Data in this exercise>

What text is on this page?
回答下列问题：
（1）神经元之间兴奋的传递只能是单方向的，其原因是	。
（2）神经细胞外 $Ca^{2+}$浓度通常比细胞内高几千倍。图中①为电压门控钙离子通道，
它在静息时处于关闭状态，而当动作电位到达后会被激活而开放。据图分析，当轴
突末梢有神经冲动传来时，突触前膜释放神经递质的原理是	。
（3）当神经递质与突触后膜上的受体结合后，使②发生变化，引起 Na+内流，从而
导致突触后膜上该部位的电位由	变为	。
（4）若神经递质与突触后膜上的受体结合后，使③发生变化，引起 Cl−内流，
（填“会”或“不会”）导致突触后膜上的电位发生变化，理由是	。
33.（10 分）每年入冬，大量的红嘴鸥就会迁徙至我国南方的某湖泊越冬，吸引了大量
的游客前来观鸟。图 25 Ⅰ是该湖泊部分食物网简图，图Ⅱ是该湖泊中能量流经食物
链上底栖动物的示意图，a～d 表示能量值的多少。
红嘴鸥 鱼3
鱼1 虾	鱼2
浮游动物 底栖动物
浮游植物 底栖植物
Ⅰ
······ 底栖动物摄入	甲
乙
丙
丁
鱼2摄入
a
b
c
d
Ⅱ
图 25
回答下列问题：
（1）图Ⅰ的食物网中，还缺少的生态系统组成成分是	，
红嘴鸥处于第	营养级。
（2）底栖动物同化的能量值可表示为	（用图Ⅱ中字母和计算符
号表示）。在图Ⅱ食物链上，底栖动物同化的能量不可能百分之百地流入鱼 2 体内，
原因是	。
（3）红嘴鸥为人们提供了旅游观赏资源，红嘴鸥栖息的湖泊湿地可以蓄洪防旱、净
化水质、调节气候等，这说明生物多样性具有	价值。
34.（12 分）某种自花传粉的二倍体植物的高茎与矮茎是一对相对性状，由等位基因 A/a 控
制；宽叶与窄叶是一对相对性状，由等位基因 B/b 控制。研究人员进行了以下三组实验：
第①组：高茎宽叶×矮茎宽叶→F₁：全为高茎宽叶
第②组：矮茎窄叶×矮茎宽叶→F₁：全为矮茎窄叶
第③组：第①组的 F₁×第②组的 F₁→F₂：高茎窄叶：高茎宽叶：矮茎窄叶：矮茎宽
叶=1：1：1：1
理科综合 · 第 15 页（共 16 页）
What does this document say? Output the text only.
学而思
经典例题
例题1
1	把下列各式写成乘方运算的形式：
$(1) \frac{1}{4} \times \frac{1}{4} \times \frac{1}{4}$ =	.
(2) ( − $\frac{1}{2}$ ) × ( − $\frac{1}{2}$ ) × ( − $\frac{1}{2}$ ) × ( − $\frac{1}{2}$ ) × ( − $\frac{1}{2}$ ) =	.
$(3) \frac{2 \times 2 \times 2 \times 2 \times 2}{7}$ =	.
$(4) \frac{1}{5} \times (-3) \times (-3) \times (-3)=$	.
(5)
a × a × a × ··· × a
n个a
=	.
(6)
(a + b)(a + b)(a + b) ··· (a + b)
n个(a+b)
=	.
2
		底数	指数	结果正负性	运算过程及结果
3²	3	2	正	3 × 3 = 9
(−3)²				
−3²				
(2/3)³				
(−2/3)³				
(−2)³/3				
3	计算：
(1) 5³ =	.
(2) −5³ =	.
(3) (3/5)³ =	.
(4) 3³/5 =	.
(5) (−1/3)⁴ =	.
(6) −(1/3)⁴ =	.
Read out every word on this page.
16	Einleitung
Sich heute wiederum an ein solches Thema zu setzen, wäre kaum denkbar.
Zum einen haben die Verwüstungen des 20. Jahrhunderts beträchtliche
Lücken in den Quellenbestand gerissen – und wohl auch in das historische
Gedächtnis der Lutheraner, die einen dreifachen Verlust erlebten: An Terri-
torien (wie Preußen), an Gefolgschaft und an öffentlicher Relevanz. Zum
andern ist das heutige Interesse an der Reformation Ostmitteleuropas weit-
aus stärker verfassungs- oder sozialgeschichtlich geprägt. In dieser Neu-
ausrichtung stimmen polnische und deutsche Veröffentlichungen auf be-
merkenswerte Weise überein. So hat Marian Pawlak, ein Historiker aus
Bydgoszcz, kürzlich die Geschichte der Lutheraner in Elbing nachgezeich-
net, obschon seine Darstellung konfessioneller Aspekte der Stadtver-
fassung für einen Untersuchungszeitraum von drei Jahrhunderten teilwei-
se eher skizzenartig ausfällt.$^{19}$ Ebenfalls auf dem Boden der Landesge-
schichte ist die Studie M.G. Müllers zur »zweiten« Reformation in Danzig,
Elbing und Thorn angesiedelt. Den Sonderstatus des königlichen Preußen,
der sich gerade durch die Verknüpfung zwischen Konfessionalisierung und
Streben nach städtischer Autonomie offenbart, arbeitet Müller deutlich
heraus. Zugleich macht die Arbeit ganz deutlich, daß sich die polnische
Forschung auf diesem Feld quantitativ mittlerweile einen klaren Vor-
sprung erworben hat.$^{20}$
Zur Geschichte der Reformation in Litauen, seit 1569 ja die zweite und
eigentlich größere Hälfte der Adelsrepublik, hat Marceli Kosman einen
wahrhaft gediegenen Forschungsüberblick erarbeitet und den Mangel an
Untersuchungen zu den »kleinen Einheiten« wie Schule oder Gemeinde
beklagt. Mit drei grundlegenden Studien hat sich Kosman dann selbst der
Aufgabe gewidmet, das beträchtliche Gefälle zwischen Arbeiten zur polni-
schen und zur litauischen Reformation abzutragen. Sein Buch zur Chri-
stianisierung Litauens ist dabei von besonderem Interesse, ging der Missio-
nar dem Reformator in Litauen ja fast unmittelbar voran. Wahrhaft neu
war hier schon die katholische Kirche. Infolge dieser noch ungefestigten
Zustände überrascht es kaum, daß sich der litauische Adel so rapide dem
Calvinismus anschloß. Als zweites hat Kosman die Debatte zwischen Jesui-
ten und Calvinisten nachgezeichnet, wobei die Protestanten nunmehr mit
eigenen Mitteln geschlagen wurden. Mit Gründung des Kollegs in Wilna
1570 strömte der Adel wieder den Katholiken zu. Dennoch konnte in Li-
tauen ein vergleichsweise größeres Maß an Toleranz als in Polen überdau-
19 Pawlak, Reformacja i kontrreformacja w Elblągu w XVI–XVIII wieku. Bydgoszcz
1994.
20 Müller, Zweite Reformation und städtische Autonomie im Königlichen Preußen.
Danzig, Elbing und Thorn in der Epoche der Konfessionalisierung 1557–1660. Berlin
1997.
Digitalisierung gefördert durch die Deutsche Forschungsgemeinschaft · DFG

Exercise details> Copy every line of the entries above in which "page" occurs.

Response>
What text is on this page?
Read out every word on this page.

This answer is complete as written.